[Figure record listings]

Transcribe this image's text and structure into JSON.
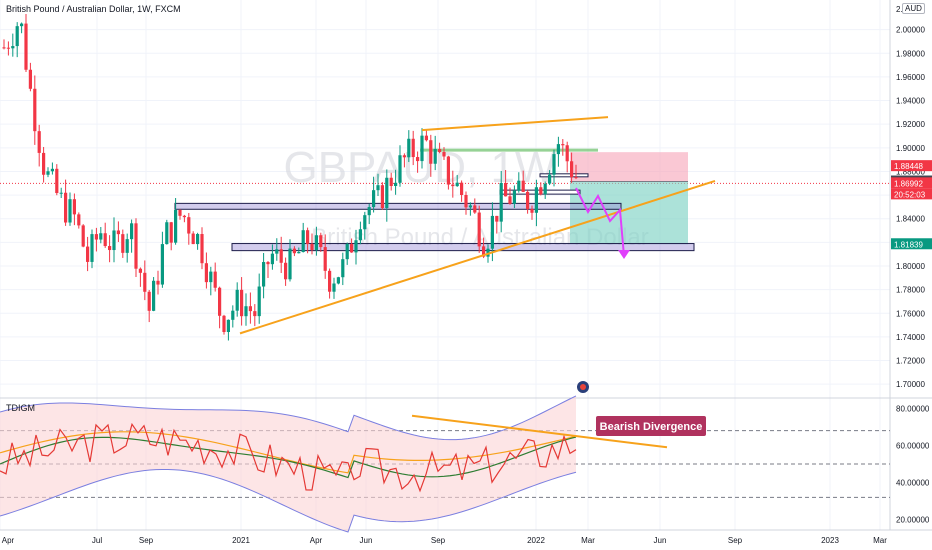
{
  "header": {
    "symbol_title": "British Pound / Australian Dollar, 1W, FXCM",
    "currency": "AUD"
  },
  "watermark": {
    "ticker": "GBPAUD, 1W",
    "name": "British Pound / Australian Dollar"
  },
  "indicator": {
    "name": "TDIGM",
    "annotation": "Bearish Divergence",
    "y_ticks": [
      "80.00000",
      "60.00000",
      "40.00000",
      "20.00000"
    ]
  },
  "price_axis": {
    "ticks": [
      "2.00000",
      "1.98000",
      "1.96000",
      "1.94000",
      "1.92000",
      "1.90000",
      "1.88000",
      "1.86000",
      "1.84000",
      "1.82000",
      "1.80000",
      "1.78000",
      "1.76000",
      "1.74000",
      "1.72000",
      "1.70000"
    ],
    "top_tick": "2.",
    "badges": [
      {
        "label": "1.88448",
        "color": "#f23645"
      },
      {
        "label": "1.87148",
        "color": "#434651"
      },
      {
        "label": "1.86992",
        "color": "#f23645"
      },
      {
        "label": "20:52:03",
        "color": "#f23645"
      },
      {
        "label": "1.81839",
        "color": "#089981"
      }
    ]
  },
  "time_axis": {
    "labels": [
      "Apr",
      "Jul",
      "Sep",
      "2021",
      "Apr",
      "Jun",
      "Sep",
      "2022",
      "Mar",
      "Jun",
      "Sep",
      "2023",
      "Mar"
    ]
  },
  "chart_data": {
    "type": "candlestick",
    "symbol": "GBPAUD",
    "interval": "1W",
    "current_price": 1.86992,
    "ylim": [
      1.69,
      2.02
    ],
    "levels": {
      "stop_loss": 1.88448,
      "entry": 1.87148,
      "take_profit": 1.81839
    },
    "zones": [
      {
        "low": 1.848,
        "high": 1.853
      },
      {
        "low": 1.813,
        "high": 1.819
      }
    ],
    "indicator_ylim": [
      15,
      85
    ],
    "indicator_levels": [
      68,
      50,
      32
    ],
    "colors": {
      "bull": "#089981",
      "bear": "#f23645",
      "trendline": "#f7a21b",
      "zone": "#9b8fd8",
      "arrow": "#e040fb"
    }
  }
}
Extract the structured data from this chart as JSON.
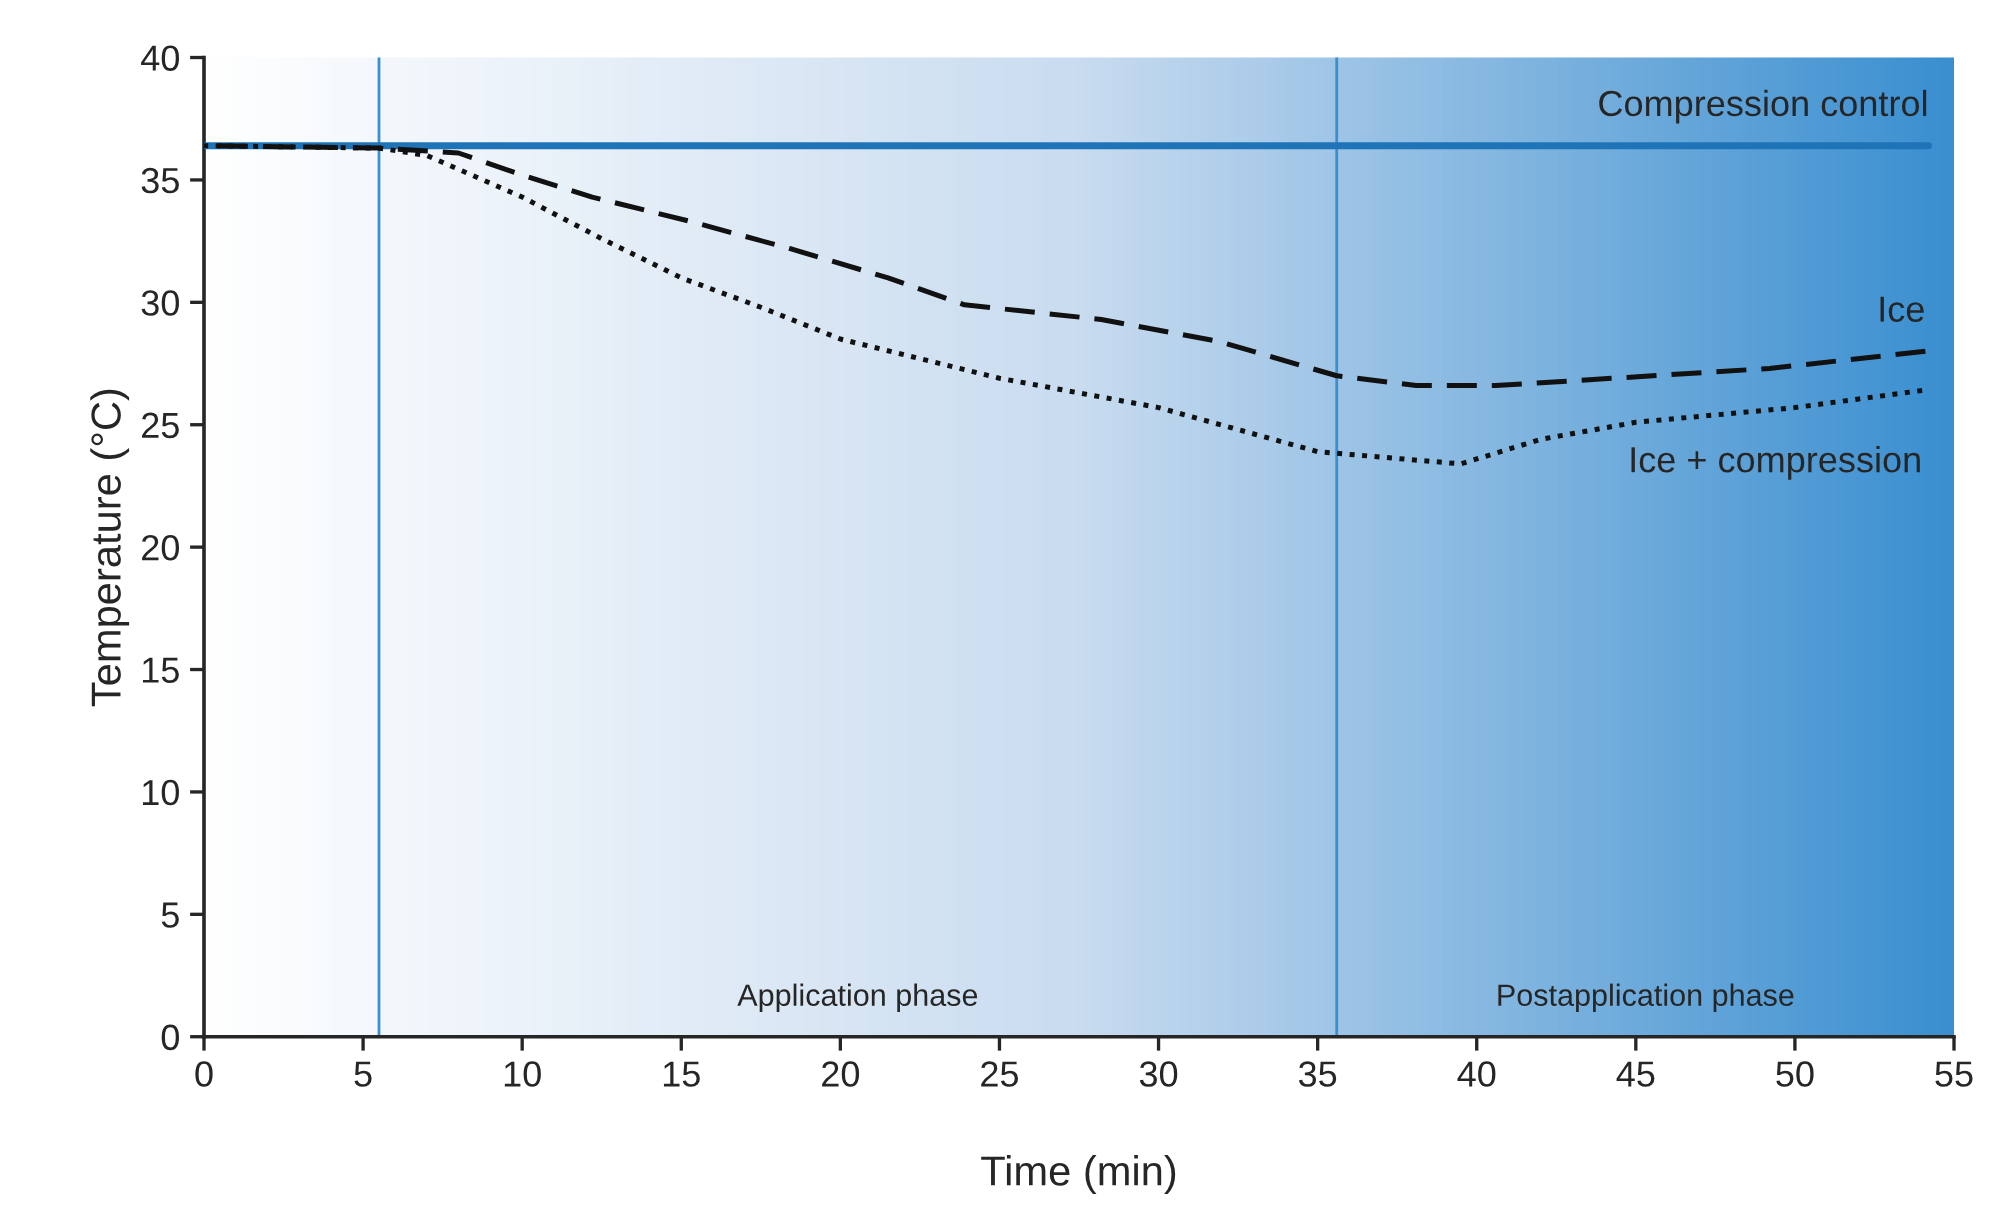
{
  "chart_data": {
    "type": "line",
    "xlabel": "Time (min)",
    "ylabel": "Temperature (°C)",
    "xlim": [
      0,
      55
    ],
    "xticks": [
      0,
      5,
      10,
      15,
      20,
      25,
      30,
      35,
      40,
      45,
      50,
      55
    ],
    "ylim": [
      0,
      40
    ],
    "yticks": [
      0,
      5,
      10,
      15,
      20,
      25,
      30,
      35,
      40
    ],
    "series": [
      {
        "name": "Compression control",
        "color": "#1f74b8",
        "line_style": "solid",
        "x": [
          0,
          54.2
        ],
        "values": [
          36.4,
          36.4
        ]
      },
      {
        "name": "Ice",
        "color": "#111111",
        "line_style": "dashed",
        "x": [
          0,
          5.5,
          8,
          10,
          12.2,
          15.3,
          18.4,
          21.5,
          23.9,
          28.2,
          31.9,
          35.6,
          38.1,
          40.6,
          44.3,
          49.2,
          54.1
        ],
        "values": [
          36.4,
          36.3,
          36.1,
          35.2,
          34.3,
          33.3,
          32.2,
          31.0,
          29.9,
          29.3,
          28.4,
          27.0,
          26.6,
          26.6,
          26.9,
          27.3,
          28.0
        ]
      },
      {
        "name": "Ice + compression",
        "color": "#111111",
        "line_style": "dotted",
        "x": [
          0,
          5.5,
          7,
          10,
          12.5,
          15,
          17.5,
          20,
          25,
          30,
          35,
          39.5,
          42,
          45,
          50,
          54
        ],
        "values": [
          36.4,
          36.3,
          36.0,
          34.3,
          32.6,
          31.0,
          29.8,
          28.5,
          26.9,
          25.7,
          23.9,
          23.4,
          24.4,
          25.1,
          25.7,
          26.4
        ]
      }
    ],
    "ref_lines": [
      {
        "axis": "x",
        "value": 5.5,
        "color": "#3a8fd0"
      },
      {
        "axis": "x",
        "value": 35.6,
        "color": "#3a8fd0"
      }
    ],
    "annotations": [
      "Application phase",
      "Postapplication phase"
    ],
    "grid": false,
    "legend": false,
    "marker": "none"
  }
}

Short task: Retype the records exactly. Any image in them should not appear in what you write.

Answer to this task:
Transcribe this image's text and structure into JSON.
{
  "header": {
    "symbol_title": "British Pound / Australian Dollar, 1W, FXCM",
    "currency": "AUD"
  },
  "watermark": {
    "ticker": "GBPAUD, 1W",
    "name": "British Pound / Australian Dollar"
  },
  "indicator": {
    "name": "TDIGM",
    "annotation": "Bearish Divergence",
    "y_ticks": [
      "80.00000",
      "60.00000",
      "40.00000",
      "20.00000"
    ]
  },
  "price_axis": {
    "ticks": [
      "2.00000",
      "1.98000",
      "1.96000",
      "1.94000",
      "1.92000",
      "1.90000",
      "1.88000",
      "1.86000",
      "1.84000",
      "1.82000",
      "1.80000",
      "1.78000",
      "1.76000",
      "1.74000",
      "1.72000",
      "1.70000"
    ],
    "top_tick": "2.",
    "badges": [
      {
        "label": "1.88448",
        "color": "#f23645"
      },
      {
        "label": "1.87148",
        "color": "#434651"
      },
      {
        "label": "1.86992",
        "color": "#f23645"
      },
      {
        "label": "20:52:03",
        "color": "#f23645"
      },
      {
        "label": "1.81839",
        "color": "#089981"
      }
    ]
  },
  "time_axis": {
    "labels": [
      "Apr",
      "Jul",
      "Sep",
      "2021",
      "Apr",
      "Jun",
      "Sep",
      "2022",
      "Mar",
      "Jun",
      "Sep",
      "2023",
      "Mar"
    ]
  },
  "chart_data": {
    "type": "candlestick",
    "symbol": "GBPAUD",
    "interval": "1W",
    "current_price": 1.86992,
    "ylim": [
      1.69,
      2.02
    ],
    "levels": {
      "stop_loss": 1.88448,
      "entry": 1.87148,
      "take_profit": 1.81839
    },
    "zones": [
      {
        "low": 1.848,
        "high": 1.853
      },
      {
        "low": 1.813,
        "high": 1.819
      }
    ],
    "indicator_ylim": [
      15,
      85
    ],
    "indicator_levels": [
      68,
      50,
      32
    ],
    "colors": {
      "bull": "#089981",
      "bear": "#f23645",
      "trendline": "#f7a21b",
      "zone": "#9b8fd8",
      "arrow": "#e040fb"
    }
  }
}
Extract the structured data from this chart as JSON.
{
  "chart_data": {
    "type": "line",
    "xlabel": "Time (min)",
    "ylabel": "Temperature (°C)",
    "xlim": [
      0,
      55
    ],
    "xticks": [
      0,
      5,
      10,
      15,
      20,
      25,
      30,
      35,
      40,
      45,
      50,
      55
    ],
    "ylim": [
      0,
      40
    ],
    "yticks": [
      0,
      5,
      10,
      15,
      20,
      25,
      30,
      35,
      40
    ],
    "series": [
      {
        "name": "Compression control",
        "color": "#1f74b8",
        "line_style": "solid",
        "x": [
          0,
          54.2
        ],
        "values": [
          36.4,
          36.4
        ]
      },
      {
        "name": "Ice",
        "color": "#111111",
        "line_style": "dashed",
        "x": [
          0,
          5.5,
          8,
          10,
          12.2,
          15.3,
          18.4,
          21.5,
          23.9,
          28.2,
          31.9,
          35.6,
          38.1,
          40.6,
          44.3,
          49.2,
          54.1
        ],
        "values": [
          36.4,
          36.3,
          36.1,
          35.2,
          34.3,
          33.3,
          32.2,
          31.0,
          29.9,
          29.3,
          28.4,
          27.0,
          26.6,
          26.6,
          26.9,
          27.3,
          28.0
        ]
      },
      {
        "name": "Ice + compression",
        "color": "#111111",
        "line_style": "dotted",
        "x": [
          0,
          5.5,
          7,
          10,
          12.5,
          15,
          17.5,
          20,
          25,
          30,
          35,
          39.5,
          42,
          45,
          50,
          54
        ],
        "values": [
          36.4,
          36.3,
          36.0,
          34.3,
          32.6,
          31.0,
          29.8,
          28.5,
          26.9,
          25.7,
          23.9,
          23.4,
          24.4,
          25.1,
          25.7,
          26.4
        ]
      }
    ],
    "ref_lines": [
      {
        "axis": "x",
        "value": 5.5,
        "color": "#3a8fd0"
      },
      {
        "axis": "x",
        "value": 35.6,
        "color": "#3a8fd0"
      }
    ],
    "annotations": [
      "Application phase",
      "Postapplication phase"
    ],
    "grid": false,
    "legend": false,
    "marker": "none"
  }
}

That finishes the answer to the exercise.